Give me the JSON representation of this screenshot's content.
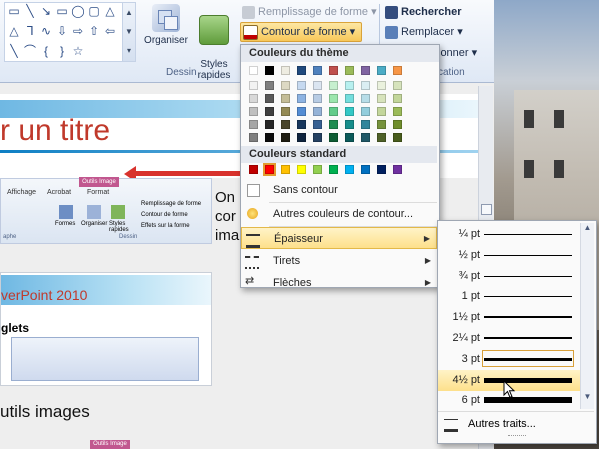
{
  "ribbon": {
    "organiser_label": "Organiser",
    "styles_label": "Styles\nrapides",
    "remplissage_label": "Remplissage de forme",
    "contour_label": "Contour de forme",
    "rechercher_label": "Rechercher",
    "remplacer_label": "Remplacer",
    "selectionner_partial": "ionner",
    "dessin_group": "Dessin",
    "edition_partial": "cation",
    "gallery_scroll": [
      "▲",
      "▼",
      "▾"
    ]
  },
  "slide": {
    "title_partial": "r un titre",
    "on_text": "On",
    "cor_text": "cor",
    "ima_text": "ima",
    "powerpoint_text": "verPoint 2010",
    "glets_text": "glets",
    "outils_text": "utils images",
    "outils_tab": "Outils Image"
  },
  "thumb": {
    "context_tab": "Outils Image",
    "tabs": [
      "Affichage",
      "Acrobat",
      "Format"
    ],
    "buttons": [
      "Formes",
      "Organiser",
      "Styles rapides"
    ],
    "commands": [
      "Remplissage de forme",
      "Contour de forme",
      "Effets sur la forme"
    ],
    "group_left": "aphe",
    "group_dessin": "Dessin"
  },
  "menu": {
    "theme_header": "Couleurs du thème",
    "standard_header": "Couleurs standard",
    "no_outline": "Sans contour",
    "more_colors": "Autres couleurs de contour...",
    "weight": "Épaisseur",
    "dashes": "Tirets",
    "arrows": "Flèches",
    "theme_top_row": [
      "#ffffff",
      "#000000",
      "#eeece1",
      "#1f497d",
      "#4f81bd",
      "#c0504d",
      "#9bbb59",
      "#8064a2",
      "#4bacc6",
      "#f79646"
    ],
    "theme_columns": [
      [
        "#f2f2f2",
        "#d8d8d8",
        "#bfbfbf",
        "#a5a5a5",
        "#7f7f7f"
      ],
      [
        "#7f7f7f",
        "#595959",
        "#3f3f3f",
        "#262626",
        "#0c0c0c"
      ],
      [
        "#ddd9c3",
        "#c4bd97",
        "#938953",
        "#494429",
        "#1d1b10"
      ],
      [
        "#c6d9f0",
        "#8db3e2",
        "#548dd4",
        "#17365d",
        "#0f243e"
      ],
      [
        "#dbe5f1",
        "#b8cce4",
        "#95b3d7",
        "#366092",
        "#244061"
      ],
      [
        "#c6efce",
        "#9ce6ad",
        "#62cc8a",
        "#1e8c50",
        "#0d5c33"
      ],
      [
        "#b7f0ef",
        "#74dedd",
        "#34c8c6",
        "#168d8b",
        "#0b5a59"
      ],
      [
        "#daeef3",
        "#b7dde8",
        "#92cddc",
        "#31859b",
        "#205867"
      ],
      [
        "#eaf1dd",
        "#d7e3bc",
        "#c3d69b",
        "#76923c",
        "#4f6128"
      ],
      [
        "#d6e3bc",
        "#c2d69a",
        "#9bbb59",
        "#6f8d2b",
        "#485c1c"
      ]
    ],
    "standard_colors": [
      "#c00000",
      "#ff0000",
      "#ffc000",
      "#ffff00",
      "#92d050",
      "#00b050",
      "#00b0f0",
      "#0070c0",
      "#002060",
      "#7030a0"
    ]
  },
  "weights": {
    "items": [
      {
        "label": "¼ pt",
        "stroke": 1
      },
      {
        "label": "½ pt",
        "stroke": 1
      },
      {
        "label": "¾ pt",
        "stroke": 1
      },
      {
        "label": "1 pt",
        "stroke": 1
      },
      {
        "label": "1½ pt",
        "stroke": 2
      },
      {
        "label": "2¼ pt",
        "stroke": 2
      },
      {
        "label": "3 pt",
        "stroke": 3
      },
      {
        "label": "4½ pt",
        "stroke": 5
      },
      {
        "label": "6 pt",
        "stroke": 6
      }
    ],
    "hovered_index": 7,
    "boxed_index": 6,
    "more_lines": "Autres traits..."
  }
}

· · · ·

From the data above, gather every line that includes the word "Remplissage".

> [Output of the task]:
    "remplissage_label": "Remplissage de forme",
      "Remplissage de forme",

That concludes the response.